> [BRIEF] Reproduce the listing word for word, leaving every picture behind.
── RAW DATA ──
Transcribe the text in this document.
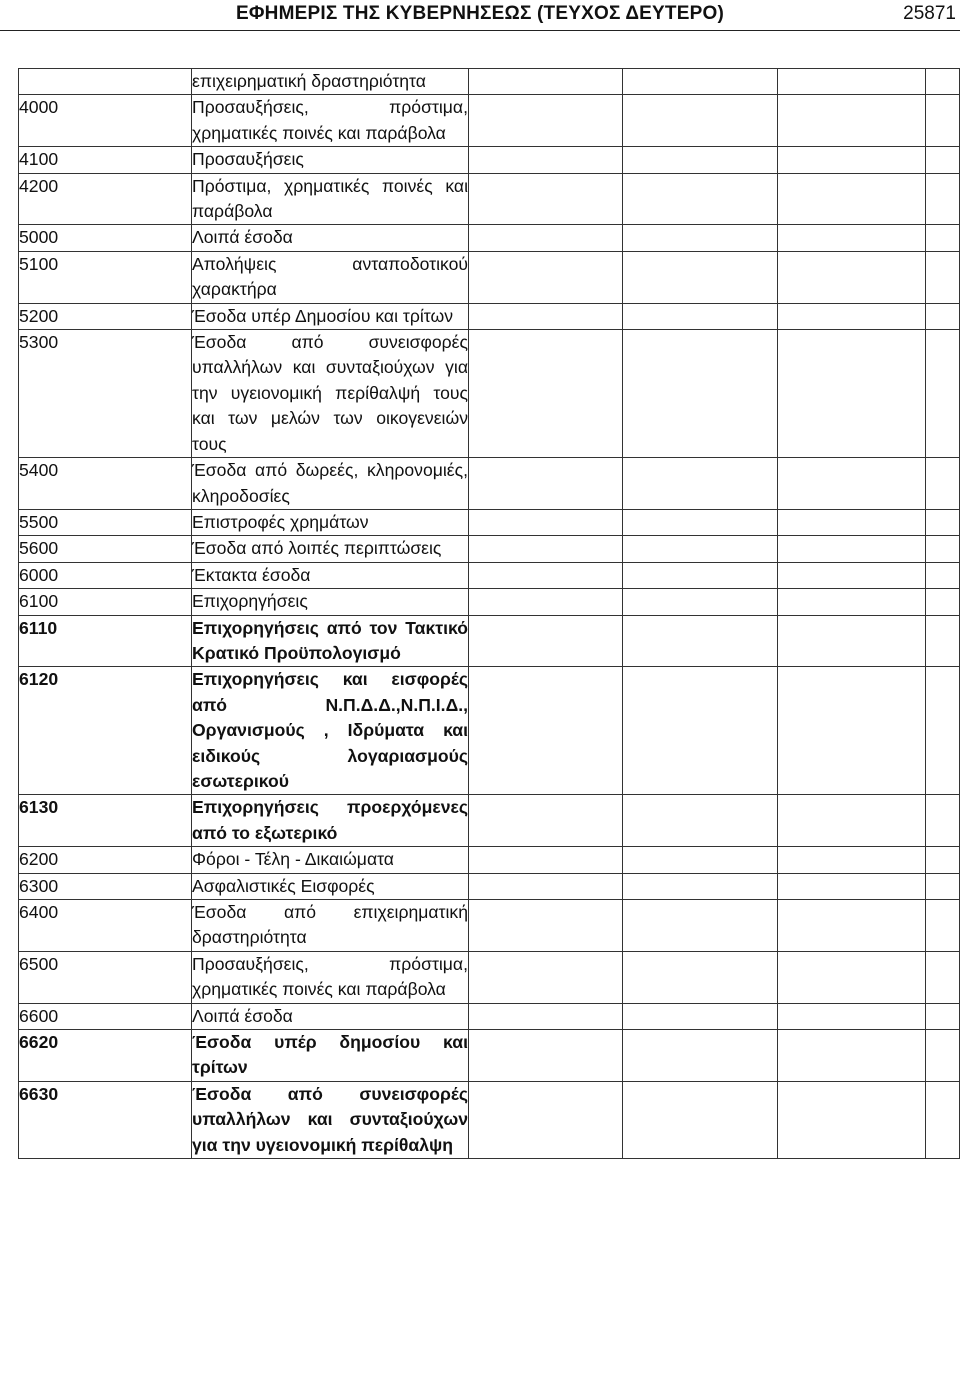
ΕΦΗΜΕΡΙΣ ΤΗΣ ΚΥΒΕΡΝΗΣΕΩΣ (ΤΕΥΧΟΣ ΔΕΥΤΕΡΟ)	25871
	επιχειρηματική δραστηριότητα				
4000	Προσαυξήσεις, πρόστιμα, χρηματικές ποινές και παράβολα				
4100	Προσαυξήσεις				
4200	Πρόστιμα, χρηματικές ποινές και παράβολα				
5000	Λοιπά έσοδα				
5100	Απολήψεις ανταποδοτικού χαρακτήρα				
5200	Έσοδα υπέρ Δημοσίου και τρίτων				
5300	Έσοδα από συνεισφορές υπαλλήλων και συνταξιούχων για την υγειονομική περίθαλψή τους και των μελών των οικογενειών τους				
5400	Έσοδα από δωρεές, κληρονομιές, κληροδοσίες				
5500	Επιστροφές χρημάτων				
5600	Έσοδα από λοιπές περιπτώσεις				
6000	Έκτακτα έσοδα				
6100	Επιχορηγήσεις				
6110	Επιχορηγήσεις από τον Τακτικό Κρατικό Προϋπολογισμό				
6120	Επιχορηγήσεις και εισφορές από Ν.Π.Δ.Δ.,Ν.Π.Ι.Δ., Οργανισμούς , Ιδρύματα και ειδικούς λογαριασμούς εσωτερικού				
6130	Επιχορηγήσεις προερχόμενες από το εξωτερικό				
6200	Φόροι - Τέλη - Δικαιώματα				
6300	Ασφαλιστικές Εισφορές				
6400	Έσοδα από επιχειρηματική δραστηριότητα				
6500	Προσαυξήσεις, πρόστιμα, χρηματικές ποινές και παράβολα				
6600	Λοιπά έσοδα				
6620	Έσοδα υπέρ δημοσίου και τρίτων				
6630	Έσοδα από συνεισφορές υπαλλήλων και συνταξιούχων για την υγειονομική περίθαλψη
───
> [EXERCISE SOLUTION]
Transcribe the text in this document.
ΕΦΗΜΕΡΙΣ ΤΗΣ ΚΥΒΕΡΝΗΣΕΩΣ (ΤΕΥΧΟΣ ΔΕΥΤΕΡΟ)	25871
	επιχειρηματική δραστηριότητα				
4000	Προσαυξήσεις, πρόστιμα, χρηματικές ποινές και παράβολα				
4100	Προσαυξήσεις				
4200	Πρόστιμα, χρηματικές ποινές και παράβολα				
5000	Λοιπά έσοδα				
5100	Απολήψεις ανταποδοτικού χαρακτήρα				
5200	Έσοδα υπέρ Δημοσίου και τρίτων				
5300	Έσοδα από συνεισφορές υπαλλήλων και συνταξιούχων για την υγειονομική περίθαλψή τους και των μελών των οικογενειών τους				
5400	Έσοδα από δωρεές, κληρονομιές, κληροδοσίες				
5500	Επιστροφές χρημάτων				
5600	Έσοδα από λοιπές περιπτώσεις				
6000	Έκτακτα έσοδα				
6100	Επιχορηγήσεις				
6110	Επιχορηγήσεις από τον Τακτικό Κρατικό Προϋπολογισμό				
6120	Επιχορηγήσεις και εισφορές από Ν.Π.Δ.Δ.,Ν.Π.Ι.Δ., Οργανισμούς , Ιδρύματα και ειδικούς λογαριασμούς εσωτερικού				
6130	Επιχορηγήσεις προερχόμενες από το εξωτερικό				
6200	Φόροι - Τέλη - Δικαιώματα				
6300	Ασφαλιστικές Εισφορές				
6400	Έσοδα από επιχειρηματική δραστηριότητα				
6500	Προσαυξήσεις, πρόστιμα, χρηματικές ποινές και παράβολα				
6600	Λοιπά έσοδα				
6620	Έσοδα υπέρ δημοσίου και τρίτων				
6630	Έσοδα από συνεισφορές υπαλλήλων και συνταξιούχων για την υγειονομική περίθαλψη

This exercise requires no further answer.